Dataset items
===
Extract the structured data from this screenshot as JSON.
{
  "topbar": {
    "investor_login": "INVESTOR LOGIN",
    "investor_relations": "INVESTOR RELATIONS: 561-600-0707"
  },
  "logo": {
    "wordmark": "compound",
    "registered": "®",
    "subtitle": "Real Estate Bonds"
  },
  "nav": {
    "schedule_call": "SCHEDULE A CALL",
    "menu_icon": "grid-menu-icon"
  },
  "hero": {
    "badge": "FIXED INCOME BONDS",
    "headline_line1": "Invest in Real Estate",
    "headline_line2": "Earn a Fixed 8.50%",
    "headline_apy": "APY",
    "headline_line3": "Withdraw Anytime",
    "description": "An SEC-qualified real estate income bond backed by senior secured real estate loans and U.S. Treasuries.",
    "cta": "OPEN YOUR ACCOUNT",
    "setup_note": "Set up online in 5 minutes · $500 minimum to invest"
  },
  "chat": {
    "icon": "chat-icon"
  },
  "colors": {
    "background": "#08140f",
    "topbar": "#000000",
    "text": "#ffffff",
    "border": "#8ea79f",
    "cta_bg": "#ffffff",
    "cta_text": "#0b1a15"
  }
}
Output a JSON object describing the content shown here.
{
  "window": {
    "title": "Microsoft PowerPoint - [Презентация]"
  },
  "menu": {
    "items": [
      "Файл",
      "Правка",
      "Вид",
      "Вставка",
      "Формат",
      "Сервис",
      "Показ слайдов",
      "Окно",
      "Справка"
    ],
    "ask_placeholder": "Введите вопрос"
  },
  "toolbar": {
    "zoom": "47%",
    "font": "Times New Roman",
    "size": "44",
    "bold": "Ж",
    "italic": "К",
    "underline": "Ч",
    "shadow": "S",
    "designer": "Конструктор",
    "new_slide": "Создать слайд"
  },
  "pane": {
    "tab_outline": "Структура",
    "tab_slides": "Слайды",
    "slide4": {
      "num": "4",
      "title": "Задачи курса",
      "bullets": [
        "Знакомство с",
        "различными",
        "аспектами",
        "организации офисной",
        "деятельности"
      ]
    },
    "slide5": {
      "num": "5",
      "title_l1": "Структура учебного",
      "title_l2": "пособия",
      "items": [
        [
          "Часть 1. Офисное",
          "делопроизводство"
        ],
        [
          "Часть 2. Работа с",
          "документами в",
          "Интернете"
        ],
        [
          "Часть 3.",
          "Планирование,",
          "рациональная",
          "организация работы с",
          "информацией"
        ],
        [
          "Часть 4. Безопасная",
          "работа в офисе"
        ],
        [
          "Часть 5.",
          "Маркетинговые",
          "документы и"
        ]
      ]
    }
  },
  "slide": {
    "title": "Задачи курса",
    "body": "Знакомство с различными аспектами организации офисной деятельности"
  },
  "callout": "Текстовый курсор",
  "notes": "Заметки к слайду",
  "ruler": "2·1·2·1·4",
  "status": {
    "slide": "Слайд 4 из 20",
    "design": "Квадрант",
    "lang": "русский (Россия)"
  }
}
===
JOB: Transcribe every entry word for word.

COMPLETE ANSWER:
Extract the structured data from this screenshot as JSON.
{
  "topbar": {
    "investor_login": "INVESTOR LOGIN",
    "investor_relations": "INVESTOR RELATIONS: 561-600-0707"
  },
  "logo": {
    "wordmark": "compound",
    "registered": "®",
    "subtitle": "Real Estate Bonds"
  },
  "nav": {
    "schedule_call": "SCHEDULE A CALL",
    "menu_icon": "grid-menu-icon"
  },
  "hero": {
    "badge": "FIXED INCOME BONDS",
    "headline_line1": "Invest in Real Estate",
    "headline_line2": "Earn a Fixed 8.50%",
    "headline_apy": "APY",
    "headline_line3": "Withdraw Anytime",
    "description": "An SEC-qualified real estate income bond backed by senior secured real estate loans and U.S. Treasuries.",
    "cta": "OPEN YOUR ACCOUNT",
    "setup_note": "Set up online in 5 minutes · $500 minimum to invest"
  },
  "chat": {
    "icon": "chat-icon"
  },
  "colors": {
    "background": "#08140f",
    "topbar": "#000000",
    "text": "#ffffff",
    "border": "#8ea79f",
    "cta_bg": "#ffffff",
    "cta_text": "#0b1a15"
  }
}
Output a JSON object describing the content shown here.
{
  "window": {
    "title": "Microsoft PowerPoint - [Презентация]"
  },
  "menu": {
    "items": [
      "Файл",
      "Правка",
      "Вид",
      "Вставка",
      "Формат",
      "Сервис",
      "Показ слайдов",
      "Окно",
      "Справка"
    ],
    "ask_placeholder": "Введите вопрос"
  },
  "toolbar": {
    "zoom": "47%",
    "font": "Times New Roman",
    "size": "44",
    "bold": "Ж",
    "italic": "К",
    "underline": "Ч",
    "shadow": "S",
    "designer": "Конструктор",
    "new_slide": "Создать слайд"
  },
  "pane": {
    "tab_outline": "Структура",
    "tab_slides": "Слайды",
    "slide4": {
      "num": "4",
      "title": "Задачи курса",
      "bullets": [
        "Знакомство с",
        "различными",
        "аспектами",
        "организации офисной",
        "деятельности"
      ]
    },
    "slide5": {
      "num": "5",
      "title_l1": "Структура учебного",
      "title_l2": "пособия",
      "items": [
        [
          "Часть 1. Офисное",
          "делопроизводство"
        ],
        [
          "Часть 2. Работа с",
          "документами в",
          "Интернете"
        ],
        [
          "Часть 3.",
          "Планирование,",
          "рациональная",
          "организация работы с",
          "информацией"
        ],
        [
          "Часть 4. Безопасная",
          "работа в офисе"
        ],
        [
          "Часть 5.",
          "Маркетинговые",
          "документы и"
        ]
      ]
    }
  },
  "slide": {
    "title": "Задачи курса",
    "body": "Знакомство с различными аспектами организации офисной деятельности"
  },
  "callout": "Текстовый курсор",
  "notes": "Заметки к слайду",
  "ruler": "2·1·2·1·4",
  "status": {
    "slide": "Слайд 4 из 20",
    "design": "Квадрант",
    "lang": "русский (Россия)"
  }
}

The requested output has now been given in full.